Conjunto de tareas:
A: Según el extracto sobre la araña roja, ¿a qué se deben los amarilleos que aparecen en las hojas? Respóndelo en una a tres oraciones.
B: ¿Cuánto miden los adultos de la araña roja, según el extracto sobre esta plaga?

══ Extracto de página

Decoloración de las hojas de una variedad de uva tinta por un ataque de la plaga de araña roja.
Decoloración de las hojas de una variedad de uva tinta por un ataque de la plaga de araña roja.

Puede que la sandía sea un sinónimo de verano, posee una importancia, adquirida a lo largo de los años, dentro del grupo de cultivos de primavera. Al igual que la mayoría de plantas, es atacada por determinadas plagas que pueden mermar su rendimiento y, con ello, su rentabilidad. Una de ellas, sobradamente conocida, es la araña roja. Estos individuos pueden alimentarse de frutales, de hortícolas, de cultivos extensivos, de bayas, de plantas ornamentales y más familias cultivadas. Por tanto, es una plaga que debe ser tenida en cuenta, sobre todo si consideramos que su presencia está cada vez más asentada durante los últimos años.

La araña roja, Tetranychus urticae, es una de las muchas especies de ácaros que se alimentan de plantas que se suelen encontrar en ambientes secos y que generalmente son considerados una plaga. Es el miembro de la familia tetraníquidos o Tetranychidae, más ampliamente conocida. Los ácaros de esta familia son capaces de tejer telarañas. Los adultos miden alrededor de 0,5 mm, siendo muy difíciles de localizar, pero siendo visibles al ojo humano.

El ciclo biológico de la araña roja consta de cinco fases de desarrollo: huevo, larva, dos estados ninfales (protoninfa y deutoninfa) y adulto.

Los síntomas más característicos de la actividad de esta plaga corresponden a unos puntos, bastante visibles, de color amarillo, que pueden agrandarse hasta alcanzar el aspecto de pequeñas manchas blanco-amarillentas en las hojas, tanto en el haz como en el envés, las cuales pueden ir evolucionando hasta una desecación o marchitamiento de las mismas si no se toman medidas. Los amarilleos descritos corresponden a la alimentación de los ácaros al romper la superficie de las hojas y destruir las células del mesófilo. A medida que aumentan las poblaciones de araña roja, estos síntomas van acompañados de la inconfundible tela de seda que suelen tejer.

════
══ Datos disponibles

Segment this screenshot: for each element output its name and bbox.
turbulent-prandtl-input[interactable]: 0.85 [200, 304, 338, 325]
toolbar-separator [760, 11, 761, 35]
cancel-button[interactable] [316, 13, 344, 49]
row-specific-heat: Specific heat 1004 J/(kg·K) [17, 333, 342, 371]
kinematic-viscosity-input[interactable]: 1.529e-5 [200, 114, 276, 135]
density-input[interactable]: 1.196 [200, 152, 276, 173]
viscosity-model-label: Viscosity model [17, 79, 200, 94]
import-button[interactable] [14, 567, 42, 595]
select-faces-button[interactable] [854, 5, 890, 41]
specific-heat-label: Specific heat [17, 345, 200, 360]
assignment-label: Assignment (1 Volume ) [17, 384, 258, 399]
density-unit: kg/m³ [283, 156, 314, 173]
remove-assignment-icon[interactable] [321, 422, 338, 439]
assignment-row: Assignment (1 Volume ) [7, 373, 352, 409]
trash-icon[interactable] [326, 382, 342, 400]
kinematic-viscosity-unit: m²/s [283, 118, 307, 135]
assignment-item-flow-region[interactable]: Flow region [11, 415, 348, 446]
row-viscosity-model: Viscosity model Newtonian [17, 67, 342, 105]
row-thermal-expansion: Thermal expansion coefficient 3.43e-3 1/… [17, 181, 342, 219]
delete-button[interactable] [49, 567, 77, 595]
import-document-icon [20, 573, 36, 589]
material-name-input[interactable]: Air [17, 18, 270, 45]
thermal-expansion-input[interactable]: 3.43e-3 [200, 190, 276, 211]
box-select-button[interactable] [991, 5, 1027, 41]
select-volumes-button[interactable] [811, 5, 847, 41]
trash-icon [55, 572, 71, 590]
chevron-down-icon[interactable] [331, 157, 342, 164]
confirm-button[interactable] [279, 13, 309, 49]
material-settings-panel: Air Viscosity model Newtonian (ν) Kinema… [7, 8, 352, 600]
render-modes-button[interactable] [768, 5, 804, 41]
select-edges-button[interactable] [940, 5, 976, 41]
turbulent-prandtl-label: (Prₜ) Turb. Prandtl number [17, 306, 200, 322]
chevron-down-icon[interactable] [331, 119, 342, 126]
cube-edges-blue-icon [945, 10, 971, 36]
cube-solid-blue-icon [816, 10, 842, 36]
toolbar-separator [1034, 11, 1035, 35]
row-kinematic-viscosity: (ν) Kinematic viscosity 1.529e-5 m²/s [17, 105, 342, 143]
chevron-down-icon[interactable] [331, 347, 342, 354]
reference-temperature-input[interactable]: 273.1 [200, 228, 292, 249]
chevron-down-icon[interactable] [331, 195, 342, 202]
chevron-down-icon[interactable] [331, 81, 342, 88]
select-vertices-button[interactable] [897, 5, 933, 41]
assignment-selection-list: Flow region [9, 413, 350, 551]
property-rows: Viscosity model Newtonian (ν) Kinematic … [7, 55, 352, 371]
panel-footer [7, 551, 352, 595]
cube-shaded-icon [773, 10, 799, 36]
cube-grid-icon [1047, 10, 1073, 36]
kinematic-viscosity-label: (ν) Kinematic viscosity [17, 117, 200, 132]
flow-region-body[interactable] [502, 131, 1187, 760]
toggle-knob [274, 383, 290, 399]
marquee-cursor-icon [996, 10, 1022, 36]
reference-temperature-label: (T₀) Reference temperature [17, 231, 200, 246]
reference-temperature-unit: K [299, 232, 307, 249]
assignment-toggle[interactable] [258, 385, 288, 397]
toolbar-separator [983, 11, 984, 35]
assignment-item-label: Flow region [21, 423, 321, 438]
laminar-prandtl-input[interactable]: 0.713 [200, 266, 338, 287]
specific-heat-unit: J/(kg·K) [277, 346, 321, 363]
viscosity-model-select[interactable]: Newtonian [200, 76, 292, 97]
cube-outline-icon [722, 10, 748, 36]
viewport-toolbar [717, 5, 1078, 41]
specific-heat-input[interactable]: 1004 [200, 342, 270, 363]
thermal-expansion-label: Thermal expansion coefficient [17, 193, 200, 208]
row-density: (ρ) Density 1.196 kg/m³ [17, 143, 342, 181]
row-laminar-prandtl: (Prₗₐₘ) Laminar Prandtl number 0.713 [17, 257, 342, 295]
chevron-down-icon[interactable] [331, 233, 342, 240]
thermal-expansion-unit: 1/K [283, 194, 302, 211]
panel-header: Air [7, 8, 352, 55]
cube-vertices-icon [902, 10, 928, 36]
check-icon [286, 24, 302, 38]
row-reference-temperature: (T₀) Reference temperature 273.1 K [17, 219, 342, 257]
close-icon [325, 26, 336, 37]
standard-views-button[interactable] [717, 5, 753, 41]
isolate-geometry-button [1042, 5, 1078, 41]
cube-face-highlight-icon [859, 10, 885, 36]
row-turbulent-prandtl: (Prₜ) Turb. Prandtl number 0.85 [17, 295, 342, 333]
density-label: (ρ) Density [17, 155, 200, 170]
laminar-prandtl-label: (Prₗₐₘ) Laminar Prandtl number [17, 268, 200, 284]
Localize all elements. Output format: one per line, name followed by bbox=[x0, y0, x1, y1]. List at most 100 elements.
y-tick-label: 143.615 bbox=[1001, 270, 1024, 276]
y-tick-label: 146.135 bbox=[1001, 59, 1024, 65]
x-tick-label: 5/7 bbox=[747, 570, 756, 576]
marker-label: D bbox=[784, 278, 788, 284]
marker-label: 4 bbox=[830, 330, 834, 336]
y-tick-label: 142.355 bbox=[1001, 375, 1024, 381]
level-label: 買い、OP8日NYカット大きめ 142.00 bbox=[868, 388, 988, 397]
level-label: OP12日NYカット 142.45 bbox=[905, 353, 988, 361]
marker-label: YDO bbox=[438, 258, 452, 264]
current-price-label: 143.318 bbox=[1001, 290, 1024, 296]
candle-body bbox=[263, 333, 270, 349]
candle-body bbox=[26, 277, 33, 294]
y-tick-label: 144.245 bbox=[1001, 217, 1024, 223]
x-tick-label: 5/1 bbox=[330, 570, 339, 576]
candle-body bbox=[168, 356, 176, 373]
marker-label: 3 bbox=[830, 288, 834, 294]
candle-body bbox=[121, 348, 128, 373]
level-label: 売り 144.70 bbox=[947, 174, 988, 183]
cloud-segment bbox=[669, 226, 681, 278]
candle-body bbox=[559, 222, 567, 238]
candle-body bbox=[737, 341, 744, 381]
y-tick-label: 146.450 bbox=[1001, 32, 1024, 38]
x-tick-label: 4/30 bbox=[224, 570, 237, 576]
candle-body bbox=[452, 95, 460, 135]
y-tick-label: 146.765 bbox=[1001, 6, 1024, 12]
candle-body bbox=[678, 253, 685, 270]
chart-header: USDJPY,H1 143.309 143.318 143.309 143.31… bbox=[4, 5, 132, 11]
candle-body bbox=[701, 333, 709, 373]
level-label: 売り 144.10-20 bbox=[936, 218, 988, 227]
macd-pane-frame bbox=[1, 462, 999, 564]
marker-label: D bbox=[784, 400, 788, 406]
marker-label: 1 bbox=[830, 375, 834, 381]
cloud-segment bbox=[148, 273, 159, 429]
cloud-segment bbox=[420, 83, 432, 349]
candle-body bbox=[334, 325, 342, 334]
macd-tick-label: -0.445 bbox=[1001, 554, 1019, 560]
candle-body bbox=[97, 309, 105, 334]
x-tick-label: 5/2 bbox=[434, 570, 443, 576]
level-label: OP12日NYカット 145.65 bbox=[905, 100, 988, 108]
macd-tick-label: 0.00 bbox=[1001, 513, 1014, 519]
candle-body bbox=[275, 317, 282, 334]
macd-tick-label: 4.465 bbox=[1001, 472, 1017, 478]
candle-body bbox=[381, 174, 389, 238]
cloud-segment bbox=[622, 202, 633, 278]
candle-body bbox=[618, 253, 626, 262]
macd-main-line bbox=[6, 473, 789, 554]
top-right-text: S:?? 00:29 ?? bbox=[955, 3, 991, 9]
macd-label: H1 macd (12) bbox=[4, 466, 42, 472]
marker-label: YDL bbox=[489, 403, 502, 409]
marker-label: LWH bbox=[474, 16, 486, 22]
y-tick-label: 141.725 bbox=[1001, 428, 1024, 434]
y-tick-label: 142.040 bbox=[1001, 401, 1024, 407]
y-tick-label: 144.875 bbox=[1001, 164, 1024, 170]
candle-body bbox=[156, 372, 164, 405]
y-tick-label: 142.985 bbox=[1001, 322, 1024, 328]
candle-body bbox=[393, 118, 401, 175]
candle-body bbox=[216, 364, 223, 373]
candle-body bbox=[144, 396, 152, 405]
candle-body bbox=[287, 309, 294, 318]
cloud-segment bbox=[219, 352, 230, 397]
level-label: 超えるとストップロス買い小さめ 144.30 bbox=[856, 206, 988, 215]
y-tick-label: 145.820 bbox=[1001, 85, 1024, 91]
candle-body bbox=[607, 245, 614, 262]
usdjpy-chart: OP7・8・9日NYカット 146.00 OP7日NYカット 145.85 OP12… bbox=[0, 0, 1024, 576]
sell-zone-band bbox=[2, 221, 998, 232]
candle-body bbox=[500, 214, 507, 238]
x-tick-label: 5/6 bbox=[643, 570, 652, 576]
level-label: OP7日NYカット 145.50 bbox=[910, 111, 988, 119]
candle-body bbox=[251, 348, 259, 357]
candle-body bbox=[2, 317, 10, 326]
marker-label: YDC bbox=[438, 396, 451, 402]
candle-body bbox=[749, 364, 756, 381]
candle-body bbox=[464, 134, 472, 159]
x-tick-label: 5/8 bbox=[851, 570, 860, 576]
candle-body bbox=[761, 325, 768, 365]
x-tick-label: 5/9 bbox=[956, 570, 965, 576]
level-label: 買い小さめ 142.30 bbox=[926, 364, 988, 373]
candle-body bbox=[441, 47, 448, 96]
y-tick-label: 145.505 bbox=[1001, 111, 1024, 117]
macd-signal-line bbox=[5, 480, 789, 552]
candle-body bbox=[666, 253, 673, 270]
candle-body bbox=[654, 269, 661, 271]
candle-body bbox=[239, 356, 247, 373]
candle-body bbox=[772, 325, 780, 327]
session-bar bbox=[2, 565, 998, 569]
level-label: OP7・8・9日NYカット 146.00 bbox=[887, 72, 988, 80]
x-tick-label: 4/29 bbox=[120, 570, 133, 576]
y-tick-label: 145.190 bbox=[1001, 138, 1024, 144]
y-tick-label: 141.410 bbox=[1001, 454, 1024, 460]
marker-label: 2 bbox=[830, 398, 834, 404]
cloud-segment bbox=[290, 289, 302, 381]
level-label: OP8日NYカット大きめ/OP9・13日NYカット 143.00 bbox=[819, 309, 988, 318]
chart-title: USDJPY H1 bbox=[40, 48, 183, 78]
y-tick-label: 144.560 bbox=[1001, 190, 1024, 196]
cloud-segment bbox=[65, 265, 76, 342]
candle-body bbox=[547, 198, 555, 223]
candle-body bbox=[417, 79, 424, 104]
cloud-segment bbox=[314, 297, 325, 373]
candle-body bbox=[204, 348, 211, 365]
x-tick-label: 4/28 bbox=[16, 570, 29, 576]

════

Respuestas:
A: Los amarilleos se deben a la alimentación de los ácaros. Al alimentarse, rompen la superficie de las hojas y destruyen las células del mesófilo.

B: Alrededor de 0,5 mm.